Dataset items:
• • • • •

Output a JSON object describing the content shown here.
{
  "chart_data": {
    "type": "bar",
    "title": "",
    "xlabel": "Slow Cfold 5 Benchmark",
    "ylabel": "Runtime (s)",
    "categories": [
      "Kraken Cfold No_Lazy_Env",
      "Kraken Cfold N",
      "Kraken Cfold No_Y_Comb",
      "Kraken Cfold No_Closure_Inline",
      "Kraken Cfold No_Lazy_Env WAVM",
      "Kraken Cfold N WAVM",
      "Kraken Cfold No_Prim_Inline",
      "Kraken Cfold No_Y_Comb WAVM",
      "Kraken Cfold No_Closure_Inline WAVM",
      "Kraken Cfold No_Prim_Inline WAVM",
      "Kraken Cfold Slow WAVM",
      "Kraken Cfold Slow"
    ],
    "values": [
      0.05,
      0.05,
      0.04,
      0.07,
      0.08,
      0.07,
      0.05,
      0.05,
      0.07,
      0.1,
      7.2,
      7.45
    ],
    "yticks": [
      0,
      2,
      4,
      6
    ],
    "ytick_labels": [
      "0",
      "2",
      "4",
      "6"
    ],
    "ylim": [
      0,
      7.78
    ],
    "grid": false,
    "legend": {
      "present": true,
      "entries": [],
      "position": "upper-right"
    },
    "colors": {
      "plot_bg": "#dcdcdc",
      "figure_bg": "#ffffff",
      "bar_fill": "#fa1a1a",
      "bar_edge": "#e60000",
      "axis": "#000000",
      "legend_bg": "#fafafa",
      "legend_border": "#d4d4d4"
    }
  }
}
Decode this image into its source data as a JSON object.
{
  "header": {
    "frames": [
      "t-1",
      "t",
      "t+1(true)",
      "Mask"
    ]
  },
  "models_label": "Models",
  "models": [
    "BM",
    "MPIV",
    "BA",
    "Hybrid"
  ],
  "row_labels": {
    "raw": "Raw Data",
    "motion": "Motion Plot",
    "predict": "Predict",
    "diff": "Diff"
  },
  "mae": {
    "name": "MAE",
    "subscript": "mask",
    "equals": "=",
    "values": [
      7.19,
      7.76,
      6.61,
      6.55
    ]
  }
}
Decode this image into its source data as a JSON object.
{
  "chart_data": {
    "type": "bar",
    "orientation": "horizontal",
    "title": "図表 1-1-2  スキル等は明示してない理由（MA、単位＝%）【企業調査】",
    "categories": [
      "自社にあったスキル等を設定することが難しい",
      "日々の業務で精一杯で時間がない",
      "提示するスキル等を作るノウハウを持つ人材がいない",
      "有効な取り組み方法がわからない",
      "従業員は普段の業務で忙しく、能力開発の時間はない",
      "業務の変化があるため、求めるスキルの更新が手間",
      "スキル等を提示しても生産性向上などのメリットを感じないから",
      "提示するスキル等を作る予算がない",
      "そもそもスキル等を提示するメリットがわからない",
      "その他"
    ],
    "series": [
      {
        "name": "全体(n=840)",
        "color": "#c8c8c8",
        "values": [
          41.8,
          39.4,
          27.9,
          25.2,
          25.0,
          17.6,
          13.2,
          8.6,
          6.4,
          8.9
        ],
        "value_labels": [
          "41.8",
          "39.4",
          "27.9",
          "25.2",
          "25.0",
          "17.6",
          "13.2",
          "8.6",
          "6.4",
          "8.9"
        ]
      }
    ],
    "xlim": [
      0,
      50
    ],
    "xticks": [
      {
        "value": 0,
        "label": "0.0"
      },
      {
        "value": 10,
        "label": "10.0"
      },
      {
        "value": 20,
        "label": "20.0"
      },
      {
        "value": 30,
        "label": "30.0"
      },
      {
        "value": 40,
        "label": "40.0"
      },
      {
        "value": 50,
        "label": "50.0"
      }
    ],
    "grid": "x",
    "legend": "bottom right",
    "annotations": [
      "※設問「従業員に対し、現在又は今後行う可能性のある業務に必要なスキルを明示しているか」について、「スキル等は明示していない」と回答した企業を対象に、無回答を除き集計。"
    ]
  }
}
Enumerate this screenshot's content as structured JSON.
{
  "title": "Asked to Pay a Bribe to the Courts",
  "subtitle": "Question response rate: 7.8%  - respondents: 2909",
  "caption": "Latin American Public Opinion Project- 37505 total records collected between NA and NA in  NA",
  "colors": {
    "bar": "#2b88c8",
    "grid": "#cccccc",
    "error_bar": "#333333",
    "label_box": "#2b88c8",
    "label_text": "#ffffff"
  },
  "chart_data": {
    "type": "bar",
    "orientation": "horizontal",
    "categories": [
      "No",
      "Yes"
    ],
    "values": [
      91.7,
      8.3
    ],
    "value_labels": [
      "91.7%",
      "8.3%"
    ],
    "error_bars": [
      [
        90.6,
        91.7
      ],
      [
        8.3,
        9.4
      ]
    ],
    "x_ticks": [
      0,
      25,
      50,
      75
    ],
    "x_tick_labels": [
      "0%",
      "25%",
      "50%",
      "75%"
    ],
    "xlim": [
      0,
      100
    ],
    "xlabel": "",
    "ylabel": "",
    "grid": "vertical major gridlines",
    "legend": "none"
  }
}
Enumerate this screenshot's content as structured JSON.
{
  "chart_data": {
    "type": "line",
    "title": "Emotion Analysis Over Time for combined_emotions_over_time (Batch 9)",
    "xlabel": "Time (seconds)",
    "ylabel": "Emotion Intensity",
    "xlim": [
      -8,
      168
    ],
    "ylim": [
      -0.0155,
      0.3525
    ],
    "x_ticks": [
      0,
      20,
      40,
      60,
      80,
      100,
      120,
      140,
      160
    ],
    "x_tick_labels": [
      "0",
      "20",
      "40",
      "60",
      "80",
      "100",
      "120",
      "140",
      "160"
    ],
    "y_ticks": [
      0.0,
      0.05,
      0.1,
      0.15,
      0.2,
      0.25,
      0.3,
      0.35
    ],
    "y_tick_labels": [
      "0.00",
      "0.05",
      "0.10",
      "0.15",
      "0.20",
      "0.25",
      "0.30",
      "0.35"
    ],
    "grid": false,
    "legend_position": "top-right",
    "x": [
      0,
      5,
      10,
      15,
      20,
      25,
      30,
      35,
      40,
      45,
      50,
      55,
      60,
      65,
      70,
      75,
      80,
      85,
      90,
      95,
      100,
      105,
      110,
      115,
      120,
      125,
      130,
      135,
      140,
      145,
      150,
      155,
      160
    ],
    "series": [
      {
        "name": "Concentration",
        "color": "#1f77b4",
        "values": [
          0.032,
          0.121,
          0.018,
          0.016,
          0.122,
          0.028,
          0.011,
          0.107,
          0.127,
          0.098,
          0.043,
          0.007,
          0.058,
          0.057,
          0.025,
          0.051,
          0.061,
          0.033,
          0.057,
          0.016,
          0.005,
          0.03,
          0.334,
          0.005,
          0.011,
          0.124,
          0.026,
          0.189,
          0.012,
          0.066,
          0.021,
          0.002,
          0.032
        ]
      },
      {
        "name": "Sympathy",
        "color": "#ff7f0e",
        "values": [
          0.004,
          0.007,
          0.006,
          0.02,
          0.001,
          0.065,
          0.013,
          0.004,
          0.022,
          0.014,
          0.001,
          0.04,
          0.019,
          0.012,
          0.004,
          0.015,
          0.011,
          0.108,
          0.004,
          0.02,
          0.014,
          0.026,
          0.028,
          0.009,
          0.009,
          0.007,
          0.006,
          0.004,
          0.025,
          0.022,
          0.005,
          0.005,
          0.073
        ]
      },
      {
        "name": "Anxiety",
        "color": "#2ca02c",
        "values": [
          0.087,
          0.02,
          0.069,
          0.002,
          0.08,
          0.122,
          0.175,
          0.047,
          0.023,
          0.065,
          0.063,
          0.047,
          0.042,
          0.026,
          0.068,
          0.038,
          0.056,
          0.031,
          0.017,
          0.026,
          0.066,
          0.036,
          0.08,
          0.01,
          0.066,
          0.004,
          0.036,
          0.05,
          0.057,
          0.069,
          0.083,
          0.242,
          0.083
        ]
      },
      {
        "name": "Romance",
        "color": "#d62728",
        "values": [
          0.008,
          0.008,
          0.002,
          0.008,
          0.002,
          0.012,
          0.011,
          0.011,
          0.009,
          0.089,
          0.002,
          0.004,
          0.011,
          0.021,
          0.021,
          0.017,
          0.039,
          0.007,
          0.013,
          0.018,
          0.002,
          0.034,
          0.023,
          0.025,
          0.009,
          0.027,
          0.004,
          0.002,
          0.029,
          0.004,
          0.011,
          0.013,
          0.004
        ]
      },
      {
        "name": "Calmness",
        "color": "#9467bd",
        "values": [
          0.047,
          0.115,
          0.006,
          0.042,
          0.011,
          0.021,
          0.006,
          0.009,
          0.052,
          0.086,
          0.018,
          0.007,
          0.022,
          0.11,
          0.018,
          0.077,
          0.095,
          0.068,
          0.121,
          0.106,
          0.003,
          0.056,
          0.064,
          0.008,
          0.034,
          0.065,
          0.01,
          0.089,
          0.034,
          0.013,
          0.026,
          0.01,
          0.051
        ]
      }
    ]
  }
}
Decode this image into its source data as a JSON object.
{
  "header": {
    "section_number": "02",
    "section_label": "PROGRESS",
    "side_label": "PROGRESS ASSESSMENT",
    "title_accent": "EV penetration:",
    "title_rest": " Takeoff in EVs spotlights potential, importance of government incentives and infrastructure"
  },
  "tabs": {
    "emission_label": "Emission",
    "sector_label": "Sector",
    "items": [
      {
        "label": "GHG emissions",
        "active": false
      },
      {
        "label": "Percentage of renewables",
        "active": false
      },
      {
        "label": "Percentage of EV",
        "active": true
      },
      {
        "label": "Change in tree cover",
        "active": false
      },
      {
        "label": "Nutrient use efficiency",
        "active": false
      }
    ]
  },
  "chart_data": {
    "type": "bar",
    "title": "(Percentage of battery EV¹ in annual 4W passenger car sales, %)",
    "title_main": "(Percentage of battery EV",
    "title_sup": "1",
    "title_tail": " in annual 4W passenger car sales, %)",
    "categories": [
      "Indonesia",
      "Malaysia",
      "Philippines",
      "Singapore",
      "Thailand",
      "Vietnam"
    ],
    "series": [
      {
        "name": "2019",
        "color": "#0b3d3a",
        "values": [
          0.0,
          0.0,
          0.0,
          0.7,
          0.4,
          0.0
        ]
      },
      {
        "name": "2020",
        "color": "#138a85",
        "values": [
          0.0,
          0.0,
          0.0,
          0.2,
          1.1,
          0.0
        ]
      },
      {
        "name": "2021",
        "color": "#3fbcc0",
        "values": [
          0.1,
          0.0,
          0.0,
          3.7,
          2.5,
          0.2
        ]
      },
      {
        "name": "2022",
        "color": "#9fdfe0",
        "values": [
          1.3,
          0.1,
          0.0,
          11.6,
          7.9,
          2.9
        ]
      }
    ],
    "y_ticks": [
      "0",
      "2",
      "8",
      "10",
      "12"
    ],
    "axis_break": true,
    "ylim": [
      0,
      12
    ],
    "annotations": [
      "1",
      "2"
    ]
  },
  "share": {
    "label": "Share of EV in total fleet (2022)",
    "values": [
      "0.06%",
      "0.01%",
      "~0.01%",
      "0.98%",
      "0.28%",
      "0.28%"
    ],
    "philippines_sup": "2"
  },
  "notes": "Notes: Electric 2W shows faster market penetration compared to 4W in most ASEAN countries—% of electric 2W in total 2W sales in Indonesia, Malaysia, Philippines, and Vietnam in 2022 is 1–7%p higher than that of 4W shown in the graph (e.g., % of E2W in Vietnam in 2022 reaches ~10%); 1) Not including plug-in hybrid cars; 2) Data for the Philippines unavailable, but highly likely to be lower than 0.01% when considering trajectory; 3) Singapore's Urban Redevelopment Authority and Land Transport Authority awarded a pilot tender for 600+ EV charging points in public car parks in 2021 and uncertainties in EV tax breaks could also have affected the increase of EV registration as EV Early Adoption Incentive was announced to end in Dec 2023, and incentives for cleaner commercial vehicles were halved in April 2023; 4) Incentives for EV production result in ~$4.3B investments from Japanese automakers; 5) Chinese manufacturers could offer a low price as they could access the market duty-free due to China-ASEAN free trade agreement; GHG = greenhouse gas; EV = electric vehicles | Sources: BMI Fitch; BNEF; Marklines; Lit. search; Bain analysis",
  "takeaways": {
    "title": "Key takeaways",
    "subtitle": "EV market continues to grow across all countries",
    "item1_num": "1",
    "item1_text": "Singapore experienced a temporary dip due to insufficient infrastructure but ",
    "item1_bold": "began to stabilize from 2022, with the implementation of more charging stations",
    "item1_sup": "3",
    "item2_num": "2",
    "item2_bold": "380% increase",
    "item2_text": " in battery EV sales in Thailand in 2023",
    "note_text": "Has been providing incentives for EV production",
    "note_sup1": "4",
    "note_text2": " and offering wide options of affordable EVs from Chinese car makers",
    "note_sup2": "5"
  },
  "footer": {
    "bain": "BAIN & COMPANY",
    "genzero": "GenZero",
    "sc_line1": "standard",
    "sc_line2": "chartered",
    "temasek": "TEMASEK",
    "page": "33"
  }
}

• • • • •

TASK PROMPT:
Tally the lines in the entries above that hold the word "Slow". Reply with nothing but that count.

TASK RESULT:
3